In the entries below, count every line with the word "legend". Return only the count.

Stored dataset items
------------

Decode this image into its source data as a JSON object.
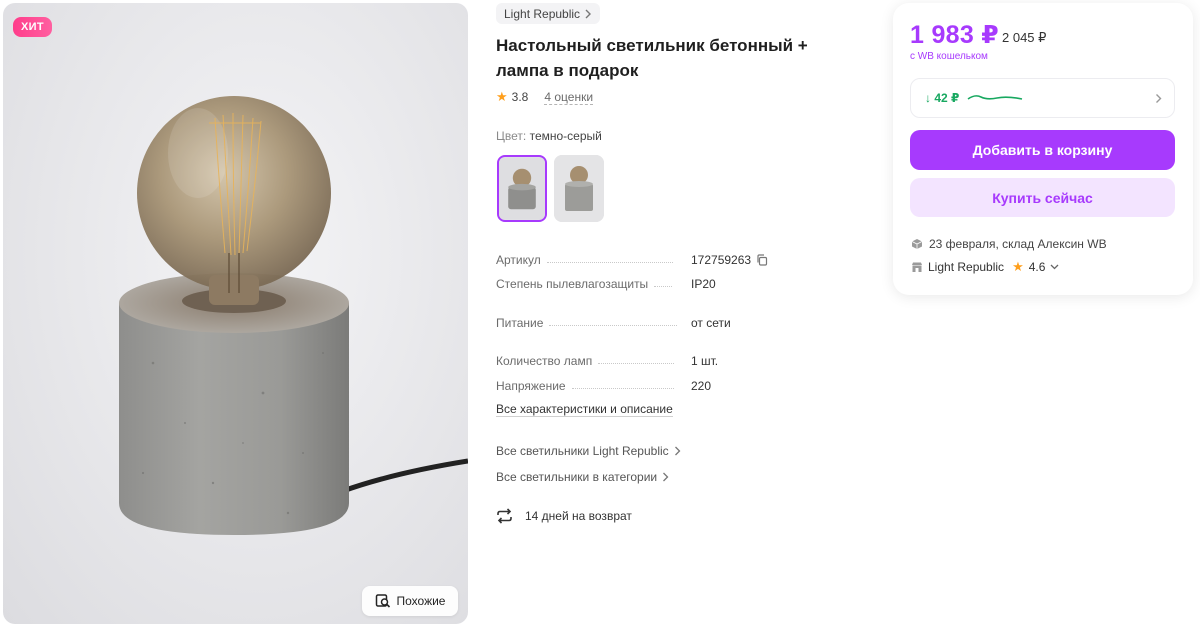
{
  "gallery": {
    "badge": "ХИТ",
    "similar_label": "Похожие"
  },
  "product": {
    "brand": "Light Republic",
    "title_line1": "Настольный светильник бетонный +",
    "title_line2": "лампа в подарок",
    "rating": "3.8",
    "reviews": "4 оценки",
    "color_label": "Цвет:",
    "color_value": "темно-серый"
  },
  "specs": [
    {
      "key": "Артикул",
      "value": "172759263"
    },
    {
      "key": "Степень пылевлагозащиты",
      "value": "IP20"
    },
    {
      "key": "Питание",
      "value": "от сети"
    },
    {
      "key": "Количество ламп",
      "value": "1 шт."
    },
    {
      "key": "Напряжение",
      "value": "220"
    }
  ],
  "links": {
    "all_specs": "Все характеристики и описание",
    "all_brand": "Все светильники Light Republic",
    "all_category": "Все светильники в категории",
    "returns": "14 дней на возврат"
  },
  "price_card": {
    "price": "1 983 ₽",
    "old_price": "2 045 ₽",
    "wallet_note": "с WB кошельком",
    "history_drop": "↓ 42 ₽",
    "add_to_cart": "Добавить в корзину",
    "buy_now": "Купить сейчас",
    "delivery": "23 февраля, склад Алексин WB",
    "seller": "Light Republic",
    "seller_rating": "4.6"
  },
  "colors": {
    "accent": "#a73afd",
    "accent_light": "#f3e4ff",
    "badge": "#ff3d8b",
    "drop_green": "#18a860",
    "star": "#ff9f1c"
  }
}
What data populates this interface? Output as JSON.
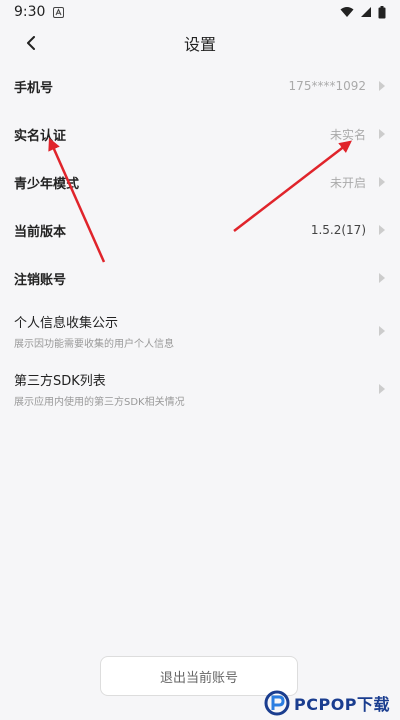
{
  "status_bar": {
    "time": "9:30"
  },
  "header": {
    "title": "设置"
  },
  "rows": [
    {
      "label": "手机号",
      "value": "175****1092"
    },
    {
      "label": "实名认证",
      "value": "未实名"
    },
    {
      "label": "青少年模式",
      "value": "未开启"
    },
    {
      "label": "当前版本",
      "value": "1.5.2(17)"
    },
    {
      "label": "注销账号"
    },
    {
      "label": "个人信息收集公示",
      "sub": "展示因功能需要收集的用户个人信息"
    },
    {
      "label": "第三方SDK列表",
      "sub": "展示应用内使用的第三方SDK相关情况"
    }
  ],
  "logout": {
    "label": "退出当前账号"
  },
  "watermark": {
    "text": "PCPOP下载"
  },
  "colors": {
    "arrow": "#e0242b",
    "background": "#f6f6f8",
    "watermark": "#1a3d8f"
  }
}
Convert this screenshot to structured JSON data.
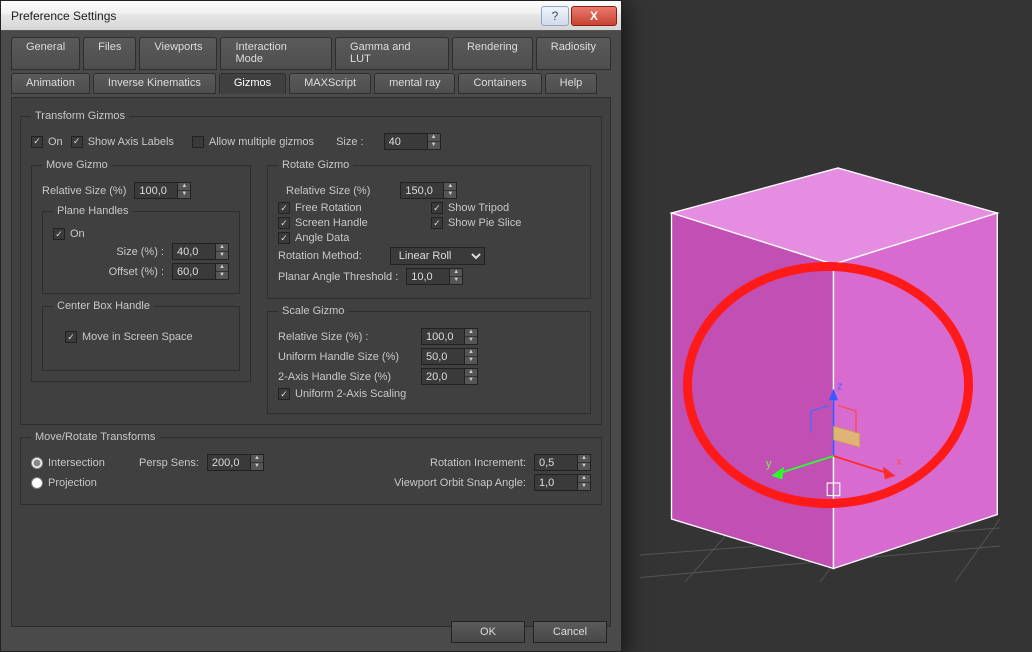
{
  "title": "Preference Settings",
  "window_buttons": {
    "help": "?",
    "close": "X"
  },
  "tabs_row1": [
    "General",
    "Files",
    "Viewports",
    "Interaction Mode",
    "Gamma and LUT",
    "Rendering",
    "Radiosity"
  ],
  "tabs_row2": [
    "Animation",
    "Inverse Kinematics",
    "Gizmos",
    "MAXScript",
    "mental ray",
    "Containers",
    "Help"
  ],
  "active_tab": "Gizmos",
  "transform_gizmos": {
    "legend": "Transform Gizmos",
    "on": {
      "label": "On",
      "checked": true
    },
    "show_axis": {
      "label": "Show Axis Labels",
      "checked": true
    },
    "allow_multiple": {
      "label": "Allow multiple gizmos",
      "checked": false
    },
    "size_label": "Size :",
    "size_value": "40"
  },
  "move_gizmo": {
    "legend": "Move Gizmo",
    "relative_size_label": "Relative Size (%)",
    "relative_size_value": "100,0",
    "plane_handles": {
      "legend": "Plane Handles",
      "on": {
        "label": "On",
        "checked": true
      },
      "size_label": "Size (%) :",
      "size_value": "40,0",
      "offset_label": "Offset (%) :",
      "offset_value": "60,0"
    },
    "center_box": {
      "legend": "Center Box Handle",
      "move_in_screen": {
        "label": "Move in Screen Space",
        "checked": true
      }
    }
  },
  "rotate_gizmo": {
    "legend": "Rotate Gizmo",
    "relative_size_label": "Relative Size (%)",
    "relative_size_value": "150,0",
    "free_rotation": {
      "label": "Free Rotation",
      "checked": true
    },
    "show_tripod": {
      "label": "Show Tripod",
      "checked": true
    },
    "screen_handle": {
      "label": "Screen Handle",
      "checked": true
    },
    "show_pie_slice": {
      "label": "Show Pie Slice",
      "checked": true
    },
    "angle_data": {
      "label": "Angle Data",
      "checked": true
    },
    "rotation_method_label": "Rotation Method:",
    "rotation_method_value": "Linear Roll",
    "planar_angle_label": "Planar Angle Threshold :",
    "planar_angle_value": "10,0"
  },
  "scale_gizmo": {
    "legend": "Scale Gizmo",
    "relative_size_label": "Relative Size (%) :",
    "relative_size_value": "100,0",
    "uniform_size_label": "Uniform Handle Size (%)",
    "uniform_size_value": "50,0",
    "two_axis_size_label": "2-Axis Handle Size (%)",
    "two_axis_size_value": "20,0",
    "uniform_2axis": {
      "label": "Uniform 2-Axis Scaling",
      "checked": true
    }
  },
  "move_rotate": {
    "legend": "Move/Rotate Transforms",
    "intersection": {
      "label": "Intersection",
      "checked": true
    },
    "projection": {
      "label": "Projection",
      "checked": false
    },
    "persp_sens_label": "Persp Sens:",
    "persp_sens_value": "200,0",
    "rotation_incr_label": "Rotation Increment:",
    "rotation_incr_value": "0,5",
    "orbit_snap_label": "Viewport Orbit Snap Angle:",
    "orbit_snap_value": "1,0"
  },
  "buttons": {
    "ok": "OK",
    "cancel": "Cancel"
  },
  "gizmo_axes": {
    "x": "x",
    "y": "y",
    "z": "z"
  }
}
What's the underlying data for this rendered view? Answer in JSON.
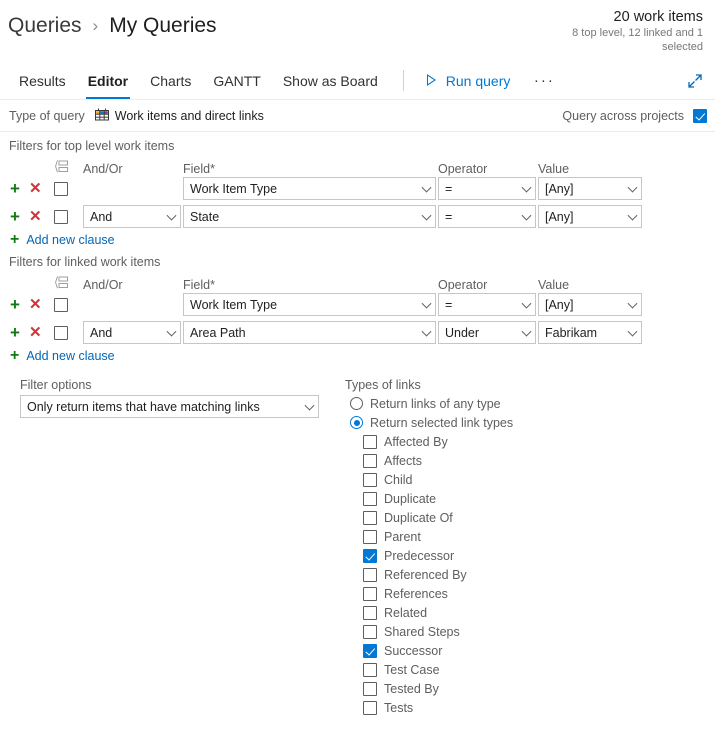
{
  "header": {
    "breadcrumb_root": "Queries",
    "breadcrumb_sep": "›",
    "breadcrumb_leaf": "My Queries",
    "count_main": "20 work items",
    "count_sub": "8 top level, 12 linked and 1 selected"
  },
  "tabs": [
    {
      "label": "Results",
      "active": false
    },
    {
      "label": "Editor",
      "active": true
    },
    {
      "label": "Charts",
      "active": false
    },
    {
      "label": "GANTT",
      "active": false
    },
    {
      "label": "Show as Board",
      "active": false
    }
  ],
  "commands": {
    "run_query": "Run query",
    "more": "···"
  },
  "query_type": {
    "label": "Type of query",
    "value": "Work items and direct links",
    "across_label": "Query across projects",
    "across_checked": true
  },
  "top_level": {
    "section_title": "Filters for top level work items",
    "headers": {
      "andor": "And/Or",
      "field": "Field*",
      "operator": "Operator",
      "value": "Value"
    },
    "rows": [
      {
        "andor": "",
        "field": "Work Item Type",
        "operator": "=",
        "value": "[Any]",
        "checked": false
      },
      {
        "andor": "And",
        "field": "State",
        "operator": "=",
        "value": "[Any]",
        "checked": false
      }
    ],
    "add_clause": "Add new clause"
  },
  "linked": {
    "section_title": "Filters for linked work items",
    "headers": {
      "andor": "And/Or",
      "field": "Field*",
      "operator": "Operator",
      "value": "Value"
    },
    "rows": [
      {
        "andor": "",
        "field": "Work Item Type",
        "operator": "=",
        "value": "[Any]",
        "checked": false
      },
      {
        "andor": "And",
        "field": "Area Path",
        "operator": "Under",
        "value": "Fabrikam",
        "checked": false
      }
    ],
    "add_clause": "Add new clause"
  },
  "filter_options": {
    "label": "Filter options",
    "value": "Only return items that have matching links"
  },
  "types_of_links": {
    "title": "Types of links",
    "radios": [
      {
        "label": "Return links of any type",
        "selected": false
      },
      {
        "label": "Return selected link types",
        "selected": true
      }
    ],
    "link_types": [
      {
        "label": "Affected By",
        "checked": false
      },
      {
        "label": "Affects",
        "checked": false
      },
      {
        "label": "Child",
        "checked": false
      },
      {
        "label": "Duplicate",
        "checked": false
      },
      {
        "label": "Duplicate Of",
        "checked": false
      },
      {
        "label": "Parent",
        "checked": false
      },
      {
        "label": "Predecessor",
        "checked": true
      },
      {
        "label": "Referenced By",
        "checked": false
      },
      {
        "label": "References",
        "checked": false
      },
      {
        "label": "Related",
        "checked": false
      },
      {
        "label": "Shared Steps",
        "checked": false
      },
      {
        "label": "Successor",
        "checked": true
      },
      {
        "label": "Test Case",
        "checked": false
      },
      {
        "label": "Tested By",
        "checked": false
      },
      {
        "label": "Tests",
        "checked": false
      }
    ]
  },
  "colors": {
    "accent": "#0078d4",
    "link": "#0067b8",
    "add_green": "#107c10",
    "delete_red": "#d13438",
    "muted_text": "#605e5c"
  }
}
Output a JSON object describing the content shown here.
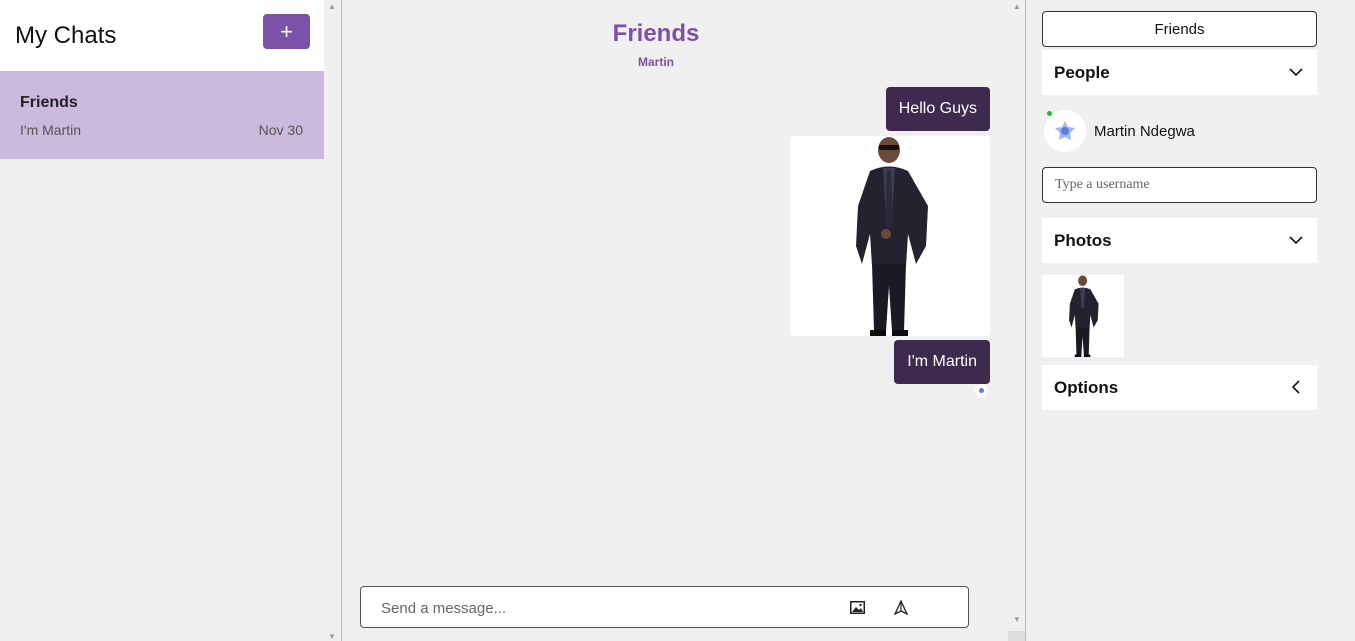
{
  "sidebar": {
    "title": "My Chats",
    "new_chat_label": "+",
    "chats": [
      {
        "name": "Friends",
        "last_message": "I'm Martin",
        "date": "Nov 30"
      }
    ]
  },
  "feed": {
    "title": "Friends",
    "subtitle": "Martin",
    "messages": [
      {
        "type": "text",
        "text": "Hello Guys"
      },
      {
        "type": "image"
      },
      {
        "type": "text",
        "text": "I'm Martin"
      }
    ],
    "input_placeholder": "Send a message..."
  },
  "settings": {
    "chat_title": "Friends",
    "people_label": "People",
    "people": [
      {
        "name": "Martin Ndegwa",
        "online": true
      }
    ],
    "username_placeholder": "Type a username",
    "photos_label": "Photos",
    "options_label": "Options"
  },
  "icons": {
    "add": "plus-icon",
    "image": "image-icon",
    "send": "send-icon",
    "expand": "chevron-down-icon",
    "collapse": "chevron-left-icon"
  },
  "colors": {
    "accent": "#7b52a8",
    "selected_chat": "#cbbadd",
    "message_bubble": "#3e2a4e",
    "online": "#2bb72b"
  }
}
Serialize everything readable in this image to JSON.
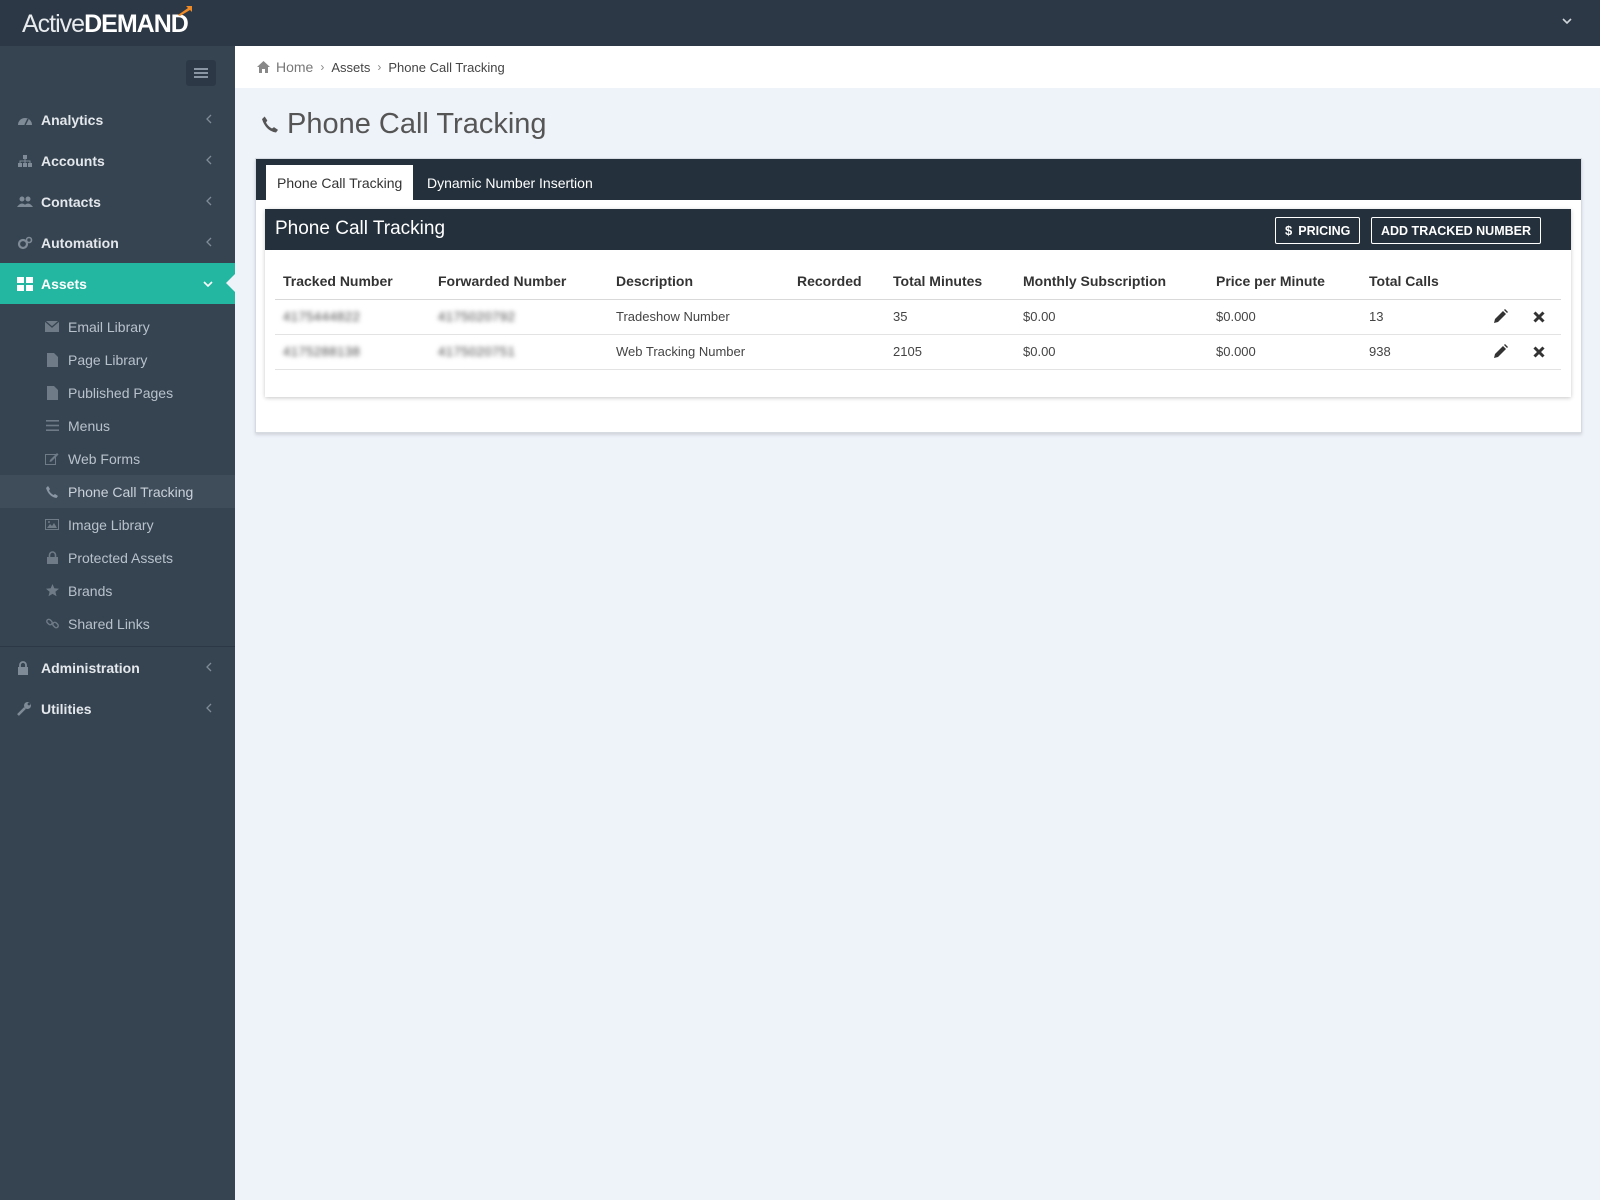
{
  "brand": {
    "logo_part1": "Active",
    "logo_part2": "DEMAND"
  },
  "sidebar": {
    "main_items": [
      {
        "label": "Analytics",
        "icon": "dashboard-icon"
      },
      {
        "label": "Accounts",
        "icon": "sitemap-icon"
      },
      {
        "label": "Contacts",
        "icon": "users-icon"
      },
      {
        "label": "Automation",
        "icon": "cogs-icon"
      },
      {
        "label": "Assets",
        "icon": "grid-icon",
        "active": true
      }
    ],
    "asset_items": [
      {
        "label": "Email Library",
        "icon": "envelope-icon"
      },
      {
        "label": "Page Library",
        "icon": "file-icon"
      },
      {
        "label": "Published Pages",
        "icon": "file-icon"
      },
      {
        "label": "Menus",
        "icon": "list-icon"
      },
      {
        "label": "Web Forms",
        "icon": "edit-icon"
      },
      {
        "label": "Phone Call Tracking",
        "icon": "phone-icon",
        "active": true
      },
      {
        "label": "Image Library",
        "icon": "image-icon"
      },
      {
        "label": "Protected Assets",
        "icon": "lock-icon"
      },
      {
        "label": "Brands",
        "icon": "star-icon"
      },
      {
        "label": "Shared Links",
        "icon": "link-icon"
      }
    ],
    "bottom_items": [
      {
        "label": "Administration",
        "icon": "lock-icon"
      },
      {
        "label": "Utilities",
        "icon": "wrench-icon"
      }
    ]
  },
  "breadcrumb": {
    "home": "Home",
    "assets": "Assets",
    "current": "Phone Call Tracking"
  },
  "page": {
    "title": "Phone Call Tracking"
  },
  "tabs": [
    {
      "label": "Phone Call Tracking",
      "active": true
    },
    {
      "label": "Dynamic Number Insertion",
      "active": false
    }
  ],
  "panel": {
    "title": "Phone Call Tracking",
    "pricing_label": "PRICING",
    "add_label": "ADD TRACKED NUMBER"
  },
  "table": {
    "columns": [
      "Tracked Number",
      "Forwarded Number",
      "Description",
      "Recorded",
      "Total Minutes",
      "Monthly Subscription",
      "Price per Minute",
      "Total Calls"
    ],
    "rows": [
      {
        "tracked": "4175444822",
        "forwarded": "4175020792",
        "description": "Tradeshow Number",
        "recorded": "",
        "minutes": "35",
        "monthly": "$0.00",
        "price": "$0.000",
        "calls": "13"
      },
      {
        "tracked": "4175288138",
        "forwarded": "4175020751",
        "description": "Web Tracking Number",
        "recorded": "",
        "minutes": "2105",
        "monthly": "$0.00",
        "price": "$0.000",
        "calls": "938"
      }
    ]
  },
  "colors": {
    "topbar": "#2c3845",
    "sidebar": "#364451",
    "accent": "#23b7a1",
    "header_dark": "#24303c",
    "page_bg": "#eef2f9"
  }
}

------------

## RESULT BELOW
7